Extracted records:

■ ■ ■ ■

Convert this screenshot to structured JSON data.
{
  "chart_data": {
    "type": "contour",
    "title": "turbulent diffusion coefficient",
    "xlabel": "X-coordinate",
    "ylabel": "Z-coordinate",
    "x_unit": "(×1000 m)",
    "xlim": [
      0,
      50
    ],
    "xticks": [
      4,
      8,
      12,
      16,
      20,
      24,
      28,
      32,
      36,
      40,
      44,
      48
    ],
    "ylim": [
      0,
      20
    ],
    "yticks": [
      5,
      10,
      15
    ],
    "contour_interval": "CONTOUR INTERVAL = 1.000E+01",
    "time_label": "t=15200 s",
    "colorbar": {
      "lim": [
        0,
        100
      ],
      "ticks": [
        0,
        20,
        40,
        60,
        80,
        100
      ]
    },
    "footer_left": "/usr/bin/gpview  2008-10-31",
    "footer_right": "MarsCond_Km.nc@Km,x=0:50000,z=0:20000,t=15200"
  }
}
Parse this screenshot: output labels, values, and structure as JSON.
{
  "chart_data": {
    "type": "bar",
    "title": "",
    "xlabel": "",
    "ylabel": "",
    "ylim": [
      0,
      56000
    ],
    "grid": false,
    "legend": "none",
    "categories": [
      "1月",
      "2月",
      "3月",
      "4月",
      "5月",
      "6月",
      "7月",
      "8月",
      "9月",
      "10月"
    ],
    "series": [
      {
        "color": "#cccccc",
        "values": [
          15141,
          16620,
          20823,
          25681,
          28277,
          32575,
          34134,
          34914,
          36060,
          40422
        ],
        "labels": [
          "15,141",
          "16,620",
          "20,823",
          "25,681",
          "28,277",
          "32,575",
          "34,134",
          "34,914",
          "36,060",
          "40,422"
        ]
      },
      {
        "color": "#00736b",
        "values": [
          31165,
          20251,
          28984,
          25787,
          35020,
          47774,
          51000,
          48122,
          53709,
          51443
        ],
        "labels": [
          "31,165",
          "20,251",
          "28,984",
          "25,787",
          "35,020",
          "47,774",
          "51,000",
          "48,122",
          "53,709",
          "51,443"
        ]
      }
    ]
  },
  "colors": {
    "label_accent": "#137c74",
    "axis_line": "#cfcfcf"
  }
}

■ ■ ■ ■

* **Task requirements**
Reproduce the full listing above, character for character.

* **Result for this task**
Convert this screenshot to structured JSON data.
{
  "chart_data": {
    "type": "contour",
    "title": "turbulent diffusion coefficient",
    "xlabel": "X-coordinate",
    "ylabel": "Z-coordinate",
    "x_unit": "(×1000 m)",
    "xlim": [
      0,
      50
    ],
    "xticks": [
      4,
      8,
      12,
      16,
      20,
      24,
      28,
      32,
      36,
      40,
      44,
      48
    ],
    "ylim": [
      0,
      20
    ],
    "yticks": [
      5,
      10,
      15
    ],
    "contour_interval": "CONTOUR INTERVAL = 1.000E+01",
    "time_label": "t=15200 s",
    "colorbar": {
      "lim": [
        0,
        100
      ],
      "ticks": [
        0,
        20,
        40,
        60,
        80,
        100
      ]
    },
    "footer_left": "/usr/bin/gpview  2008-10-31",
    "footer_right": "MarsCond_Km.nc@Km,x=0:50000,z=0:20000,t=15200"
  }
}
Parse this screenshot: output labels, values, and structure as JSON.
{
  "chart_data": {
    "type": "bar",
    "title": "",
    "xlabel": "",
    "ylabel": "",
    "ylim": [
      0,
      56000
    ],
    "grid": false,
    "legend": "none",
    "categories": [
      "1月",
      "2月",
      "3月",
      "4月",
      "5月",
      "6月",
      "7月",
      "8月",
      "9月",
      "10月"
    ],
    "series": [
      {
        "color": "#cccccc",
        "values": [
          15141,
          16620,
          20823,
          25681,
          28277,
          32575,
          34134,
          34914,
          36060,
          40422
        ],
        "labels": [
          "15,141",
          "16,620",
          "20,823",
          "25,681",
          "28,277",
          "32,575",
          "34,134",
          "34,914",
          "36,060",
          "40,422"
        ]
      },
      {
        "color": "#00736b",
        "values": [
          31165,
          20251,
          28984,
          25787,
          35020,
          47774,
          51000,
          48122,
          53709,
          51443
        ],
        "labels": [
          "31,165",
          "20,251",
          "28,984",
          "25,787",
          "35,020",
          "47,774",
          "51,000",
          "48,122",
          "53,709",
          "51,443"
        ]
      }
    ]
  },
  "colors": {
    "label_accent": "#137c74",
    "axis_line": "#cfcfcf"
  }
}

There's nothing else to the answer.